Output the data that follows exactly, line for line.

-- begin Exercise input --

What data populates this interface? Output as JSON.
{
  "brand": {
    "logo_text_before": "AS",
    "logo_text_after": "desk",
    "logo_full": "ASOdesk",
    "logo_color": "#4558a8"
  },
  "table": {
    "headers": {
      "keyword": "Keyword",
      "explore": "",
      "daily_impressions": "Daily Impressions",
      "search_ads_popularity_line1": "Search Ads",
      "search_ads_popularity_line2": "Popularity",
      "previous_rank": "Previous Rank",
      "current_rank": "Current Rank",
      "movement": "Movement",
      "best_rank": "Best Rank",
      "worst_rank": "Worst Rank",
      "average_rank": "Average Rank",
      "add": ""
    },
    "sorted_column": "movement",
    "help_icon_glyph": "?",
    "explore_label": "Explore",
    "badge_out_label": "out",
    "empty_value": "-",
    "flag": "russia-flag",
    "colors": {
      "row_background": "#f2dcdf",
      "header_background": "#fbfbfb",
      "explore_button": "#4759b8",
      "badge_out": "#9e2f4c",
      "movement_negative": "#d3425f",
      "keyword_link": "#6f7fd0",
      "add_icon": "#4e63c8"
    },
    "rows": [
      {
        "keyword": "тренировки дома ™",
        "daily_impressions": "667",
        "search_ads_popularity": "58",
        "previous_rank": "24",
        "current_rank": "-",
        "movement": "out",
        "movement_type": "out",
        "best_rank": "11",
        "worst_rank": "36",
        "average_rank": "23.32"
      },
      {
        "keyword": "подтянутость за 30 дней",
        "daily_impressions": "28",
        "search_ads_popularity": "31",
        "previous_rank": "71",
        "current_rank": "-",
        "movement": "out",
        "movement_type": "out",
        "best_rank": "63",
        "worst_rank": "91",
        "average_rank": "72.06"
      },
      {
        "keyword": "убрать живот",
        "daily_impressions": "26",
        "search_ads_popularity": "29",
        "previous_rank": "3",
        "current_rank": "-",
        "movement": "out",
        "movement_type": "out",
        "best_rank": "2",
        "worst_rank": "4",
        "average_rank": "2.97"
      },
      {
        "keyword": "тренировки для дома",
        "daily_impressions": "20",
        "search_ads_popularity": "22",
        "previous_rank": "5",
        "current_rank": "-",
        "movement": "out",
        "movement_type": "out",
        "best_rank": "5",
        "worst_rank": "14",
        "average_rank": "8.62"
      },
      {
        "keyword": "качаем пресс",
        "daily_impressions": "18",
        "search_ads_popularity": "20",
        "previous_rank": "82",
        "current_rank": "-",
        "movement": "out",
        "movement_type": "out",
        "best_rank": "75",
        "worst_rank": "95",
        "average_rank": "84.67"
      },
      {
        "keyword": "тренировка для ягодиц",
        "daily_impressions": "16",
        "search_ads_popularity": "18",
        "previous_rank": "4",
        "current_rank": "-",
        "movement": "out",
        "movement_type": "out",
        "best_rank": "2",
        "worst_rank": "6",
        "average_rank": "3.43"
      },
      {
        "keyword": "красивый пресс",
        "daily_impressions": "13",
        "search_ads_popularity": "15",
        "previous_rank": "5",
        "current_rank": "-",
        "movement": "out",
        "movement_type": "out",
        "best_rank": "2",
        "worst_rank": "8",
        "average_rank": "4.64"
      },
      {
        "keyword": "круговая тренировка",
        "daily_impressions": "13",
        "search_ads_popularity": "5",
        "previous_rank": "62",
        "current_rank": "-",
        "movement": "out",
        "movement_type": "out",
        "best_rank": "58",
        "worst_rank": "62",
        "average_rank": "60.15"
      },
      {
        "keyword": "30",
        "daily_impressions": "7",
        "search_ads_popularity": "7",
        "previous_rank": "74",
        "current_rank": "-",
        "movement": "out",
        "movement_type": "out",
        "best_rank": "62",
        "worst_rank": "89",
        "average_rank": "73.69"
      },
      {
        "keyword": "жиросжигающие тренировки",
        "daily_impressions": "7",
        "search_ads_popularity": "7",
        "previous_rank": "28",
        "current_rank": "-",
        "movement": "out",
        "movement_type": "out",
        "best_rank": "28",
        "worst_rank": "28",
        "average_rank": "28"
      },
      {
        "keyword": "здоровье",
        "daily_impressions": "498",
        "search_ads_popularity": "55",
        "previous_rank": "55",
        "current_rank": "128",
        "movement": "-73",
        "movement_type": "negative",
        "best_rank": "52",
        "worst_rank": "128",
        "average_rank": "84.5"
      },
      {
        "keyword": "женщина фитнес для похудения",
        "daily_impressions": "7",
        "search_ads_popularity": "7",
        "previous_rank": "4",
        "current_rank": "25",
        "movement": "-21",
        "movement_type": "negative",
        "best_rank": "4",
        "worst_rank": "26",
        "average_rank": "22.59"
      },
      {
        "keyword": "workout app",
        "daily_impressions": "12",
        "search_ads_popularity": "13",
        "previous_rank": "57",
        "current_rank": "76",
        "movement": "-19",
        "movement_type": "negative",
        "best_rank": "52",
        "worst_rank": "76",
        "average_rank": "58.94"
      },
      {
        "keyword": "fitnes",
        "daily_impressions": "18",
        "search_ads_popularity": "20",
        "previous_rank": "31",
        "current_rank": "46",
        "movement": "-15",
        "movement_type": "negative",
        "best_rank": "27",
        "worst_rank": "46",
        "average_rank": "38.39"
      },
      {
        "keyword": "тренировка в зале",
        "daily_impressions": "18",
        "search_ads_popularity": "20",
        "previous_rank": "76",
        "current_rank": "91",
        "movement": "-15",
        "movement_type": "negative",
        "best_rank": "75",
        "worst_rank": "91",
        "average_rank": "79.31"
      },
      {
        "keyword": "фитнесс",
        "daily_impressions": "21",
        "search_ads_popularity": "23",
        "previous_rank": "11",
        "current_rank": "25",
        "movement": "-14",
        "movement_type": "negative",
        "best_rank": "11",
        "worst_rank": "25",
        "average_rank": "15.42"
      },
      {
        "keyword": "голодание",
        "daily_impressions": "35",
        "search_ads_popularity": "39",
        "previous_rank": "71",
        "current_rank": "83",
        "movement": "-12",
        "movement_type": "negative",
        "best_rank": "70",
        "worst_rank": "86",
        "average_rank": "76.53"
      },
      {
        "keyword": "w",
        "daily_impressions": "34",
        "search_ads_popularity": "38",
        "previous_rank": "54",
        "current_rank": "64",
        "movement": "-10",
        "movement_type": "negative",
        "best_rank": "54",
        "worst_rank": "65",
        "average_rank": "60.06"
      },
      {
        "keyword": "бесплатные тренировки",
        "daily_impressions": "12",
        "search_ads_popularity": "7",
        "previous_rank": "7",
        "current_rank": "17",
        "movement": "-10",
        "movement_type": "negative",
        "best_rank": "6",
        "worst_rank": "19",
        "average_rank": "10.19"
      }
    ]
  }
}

-- end Exercise input --

◆ **Exercise solution**:
What data populates this interface? Output as JSON.
{
  "brand": {
    "logo_text_before": "AS",
    "logo_text_after": "desk",
    "logo_full": "ASOdesk",
    "logo_color": "#4558a8"
  },
  "table": {
    "headers": {
      "keyword": "Keyword",
      "explore": "",
      "daily_impressions": "Daily Impressions",
      "search_ads_popularity_line1": "Search Ads",
      "search_ads_popularity_line2": "Popularity",
      "previous_rank": "Previous Rank",
      "current_rank": "Current Rank",
      "movement": "Movement",
      "best_rank": "Best Rank",
      "worst_rank": "Worst Rank",
      "average_rank": "Average Rank",
      "add": ""
    },
    "sorted_column": "movement",
    "help_icon_glyph": "?",
    "explore_label": "Explore",
    "badge_out_label": "out",
    "empty_value": "-",
    "flag": "russia-flag",
    "colors": {
      "row_background": "#f2dcdf",
      "header_background": "#fbfbfb",
      "explore_button": "#4759b8",
      "badge_out": "#9e2f4c",
      "movement_negative": "#d3425f",
      "keyword_link": "#6f7fd0",
      "add_icon": "#4e63c8"
    },
    "rows": [
      {
        "keyword": "тренировки дома ™",
        "daily_impressions": "667",
        "search_ads_popularity": "58",
        "previous_rank": "24",
        "current_rank": "-",
        "movement": "out",
        "movement_type": "out",
        "best_rank": "11",
        "worst_rank": "36",
        "average_rank": "23.32"
      },
      {
        "keyword": "подтянутость за 30 дней",
        "daily_impressions": "28",
        "search_ads_popularity": "31",
        "previous_rank": "71",
        "current_rank": "-",
        "movement": "out",
        "movement_type": "out",
        "best_rank": "63",
        "worst_rank": "91",
        "average_rank": "72.06"
      },
      {
        "keyword": "убрать живот",
        "daily_impressions": "26",
        "search_ads_popularity": "29",
        "previous_rank": "3",
        "current_rank": "-",
        "movement": "out",
        "movement_type": "out",
        "best_rank": "2",
        "worst_rank": "4",
        "average_rank": "2.97"
      },
      {
        "keyword": "тренировки для дома",
        "daily_impressions": "20",
        "search_ads_popularity": "22",
        "previous_rank": "5",
        "current_rank": "-",
        "movement": "out",
        "movement_type": "out",
        "best_rank": "5",
        "worst_rank": "14",
        "average_rank": "8.62"
      },
      {
        "keyword": "качаем пресс",
        "daily_impressions": "18",
        "search_ads_popularity": "20",
        "previous_rank": "82",
        "current_rank": "-",
        "movement": "out",
        "movement_type": "out",
        "best_rank": "75",
        "worst_rank": "95",
        "average_rank": "84.67"
      },
      {
        "keyword": "тренировка для ягодиц",
        "daily_impressions": "16",
        "search_ads_popularity": "18",
        "previous_rank": "4",
        "current_rank": "-",
        "movement": "out",
        "movement_type": "out",
        "best_rank": "2",
        "worst_rank": "6",
        "average_rank": "3.43"
      },
      {
        "keyword": "красивый пресс",
        "daily_impressions": "13",
        "search_ads_popularity": "15",
        "previous_rank": "5",
        "current_rank": "-",
        "movement": "out",
        "movement_type": "out",
        "best_rank": "2",
        "worst_rank": "8",
        "average_rank": "4.64"
      },
      {
        "keyword": "круговая тренировка",
        "daily_impressions": "13",
        "search_ads_popularity": "5",
        "previous_rank": "62",
        "current_rank": "-",
        "movement": "out",
        "movement_type": "out",
        "best_rank": "58",
        "worst_rank": "62",
        "average_rank": "60.15"
      },
      {
        "keyword": "30",
        "daily_impressions": "7",
        "search_ads_popularity": "7",
        "previous_rank": "74",
        "current_rank": "-",
        "movement": "out",
        "movement_type": "out",
        "best_rank": "62",
        "worst_rank": "89",
        "average_rank": "73.69"
      },
      {
        "keyword": "жиросжигающие тренировки",
        "daily_impressions": "7",
        "search_ads_popularity": "7",
        "previous_rank": "28",
        "current_rank": "-",
        "movement": "out",
        "movement_type": "out",
        "best_rank": "28",
        "worst_rank": "28",
        "average_rank": "28"
      },
      {
        "keyword": "здоровье",
        "daily_impressions": "498",
        "search_ads_popularity": "55",
        "previous_rank": "55",
        "current_rank": "128",
        "movement": "-73",
        "movement_type": "negative",
        "best_rank": "52",
        "worst_rank": "128",
        "average_rank": "84.5"
      },
      {
        "keyword": "женщина фитнес для похудения",
        "daily_impressions": "7",
        "search_ads_popularity": "7",
        "previous_rank": "4",
        "current_rank": "25",
        "movement": "-21",
        "movement_type": "negative",
        "best_rank": "4",
        "worst_rank": "26",
        "average_rank": "22.59"
      },
      {
        "keyword": "workout app",
        "daily_impressions": "12",
        "search_ads_popularity": "13",
        "previous_rank": "57",
        "current_rank": "76",
        "movement": "-19",
        "movement_type": "negative",
        "best_rank": "52",
        "worst_rank": "76",
        "average_rank": "58.94"
      },
      {
        "keyword": "fitnes",
        "daily_impressions": "18",
        "search_ads_popularity": "20",
        "previous_rank": "31",
        "current_rank": "46",
        "movement": "-15",
        "movement_type": "negative",
        "best_rank": "27",
        "worst_rank": "46",
        "average_rank": "38.39"
      },
      {
        "keyword": "тренировка в зале",
        "daily_impressions": "18",
        "search_ads_popularity": "20",
        "previous_rank": "76",
        "current_rank": "91",
        "movement": "-15",
        "movement_type": "negative",
        "best_rank": "75",
        "worst_rank": "91",
        "average_rank": "79.31"
      },
      {
        "keyword": "фитнесс",
        "daily_impressions": "21",
        "search_ads_popularity": "23",
        "previous_rank": "11",
        "current_rank": "25",
        "movement": "-14",
        "movement_type": "negative",
        "best_rank": "11",
        "worst_rank": "25",
        "average_rank": "15.42"
      },
      {
        "keyword": "голодание",
        "daily_impressions": "35",
        "search_ads_popularity": "39",
        "previous_rank": "71",
        "current_rank": "83",
        "movement": "-12",
        "movement_type": "negative",
        "best_rank": "70",
        "worst_rank": "86",
        "average_rank": "76.53"
      },
      {
        "keyword": "w",
        "daily_impressions": "34",
        "search_ads_popularity": "38",
        "previous_rank": "54",
        "current_rank": "64",
        "movement": "-10",
        "movement_type": "negative",
        "best_rank": "54",
        "worst_rank": "65",
        "average_rank": "60.06"
      },
      {
        "keyword": "бесплатные тренировки",
        "daily_impressions": "12",
        "search_ads_popularity": "7",
        "previous_rank": "7",
        "current_rank": "17",
        "movement": "-10",
        "movement_type": "negative",
        "best_rank": "6",
        "worst_rank": "19",
        "average_rank": "10.19"
      }
    ]
  }
}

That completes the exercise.